[What you will do]
Reproduce word for word the lines of the listing below, starting with the line that contains "x-tick-label: Jan-23 — [758, 573, 821, 626]" and continuing through the end of the listing.

....................

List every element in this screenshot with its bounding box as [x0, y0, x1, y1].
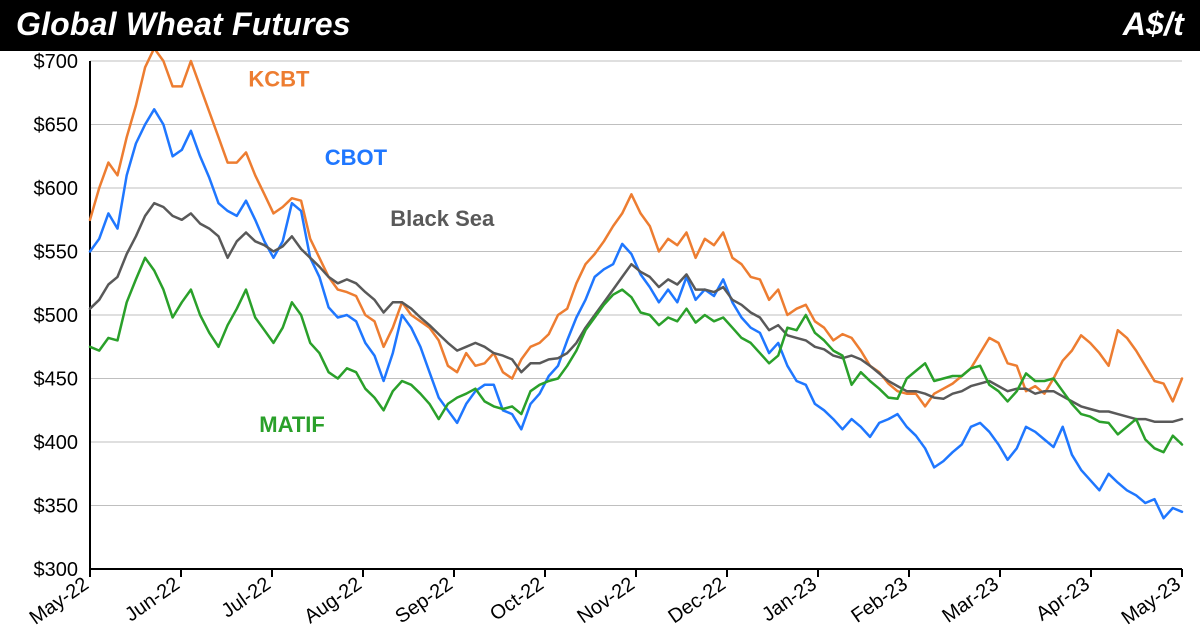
x-tick-label: Jan-23 — [758, 573, 821, 626]
y-tick-label: $500 — [34, 305, 79, 327]
y-tick-label: $700 — [34, 51, 79, 73]
chart-area: $300 $350 $400 $450 $500 $550 $600 $650 $700 May-… — [0, 51, 1200, 630]
x-tick-label: Dec-22 — [664, 573, 729, 628]
series-label-black-sea: Black Sea — [390, 206, 495, 231]
series-label-kcbt: KCBT — [248, 66, 310, 91]
x-tick-label: Oct-22 — [486, 573, 548, 625]
y-tick-label: $350 — [34, 496, 79, 518]
x-tick-label: Mar-23 — [938, 573, 1003, 627]
x-tick-label: Sep-22 — [391, 573, 456, 628]
y-tick-label: $600 — [34, 178, 79, 200]
series-matif — [90, 258, 1182, 452]
x-tick-label: Jul-22 — [218, 573, 275, 622]
series-label-cbot: CBOT — [325, 145, 388, 170]
x-tick-label: Jun-22 — [121, 573, 184, 626]
x-tick-label: May-23 — [1118, 573, 1185, 629]
chart-title: Global Wheat Futures — [16, 6, 351, 43]
x-tick-label: Apr-23 — [1032, 573, 1094, 625]
chart-unit: A$/t — [1123, 6, 1184, 43]
y-tick-label: $300 — [34, 559, 79, 581]
x-tick-label: May-22 — [26, 573, 93, 629]
y-tick-label: $450 — [34, 369, 79, 391]
line-chart: $300 $350 $400 $450 $500 $550 $600 $650 $700 May-… — [0, 51, 1200, 630]
y-tick-label: $400 — [34, 432, 79, 454]
series-label-matif: MATIF — [259, 412, 325, 437]
chart-header: Global Wheat Futures A$/t — [0, 0, 1200, 51]
y-tick-label: $550 — [34, 242, 79, 264]
x-tick-label: Nov-22 — [573, 573, 638, 628]
x-tick-label: Feb-23 — [847, 573, 912, 627]
series-kcbt — [90, 51, 1182, 406]
y-tick-label: $650 — [34, 115, 79, 137]
x-tick-label: Aug-22 — [300, 573, 365, 628]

....................

[The completed task]
x-tick-label: Jan-23 — [758, 573, 821, 626]
y-tick-label: $500 — [34, 305, 79, 327]
y-tick-label: $700 — [34, 51, 79, 73]
chart-area: $300 $350 $400 $450 $500 $550 $600 $650 $700 May-… — [0, 51, 1200, 630]
x-tick-label: Dec-22 — [664, 573, 729, 628]
series-label-black-sea: Black Sea — [390, 206, 495, 231]
series-label-kcbt: KCBT — [248, 66, 310, 91]
x-tick-label: Oct-22 — [486, 573, 548, 625]
y-tick-label: $350 — [34, 496, 79, 518]
x-tick-label: Mar-23 — [938, 573, 1003, 627]
x-tick-label: Sep-22 — [391, 573, 456, 628]
y-tick-label: $600 — [34, 178, 79, 200]
series-matif — [90, 258, 1182, 452]
x-tick-label: Jul-22 — [218, 573, 275, 622]
series-label-cbot: CBOT — [325, 145, 388, 170]
x-tick-label: Jun-22 — [121, 573, 184, 626]
x-tick-label: May-23 — [1118, 573, 1185, 629]
chart-title: Global Wheat Futures — [16, 6, 351, 43]
x-tick-label: Apr-23 — [1032, 573, 1094, 625]
chart-unit: A$/t — [1123, 6, 1184, 43]
y-tick-label: $300 — [34, 559, 79, 581]
x-tick-label: May-22 — [26, 573, 93, 629]
y-tick-label: $450 — [34, 369, 79, 391]
line-chart: $300 $350 $400 $450 $500 $550 $600 $650 $700 May-… — [0, 51, 1200, 630]
y-tick-label: $400 — [34, 432, 79, 454]
series-label-matif: MATIF — [259, 412, 325, 437]
chart-header: Global Wheat Futures A$/t — [0, 0, 1200, 51]
y-tick-label: $550 — [34, 242, 79, 264]
x-tick-label: Nov-22 — [573, 573, 638, 628]
x-tick-label: Feb-23 — [847, 573, 912, 627]
series-kcbt — [90, 51, 1182, 406]
y-tick-label: $650 — [34, 115, 79, 137]
x-tick-label: Aug-22 — [300, 573, 365, 628]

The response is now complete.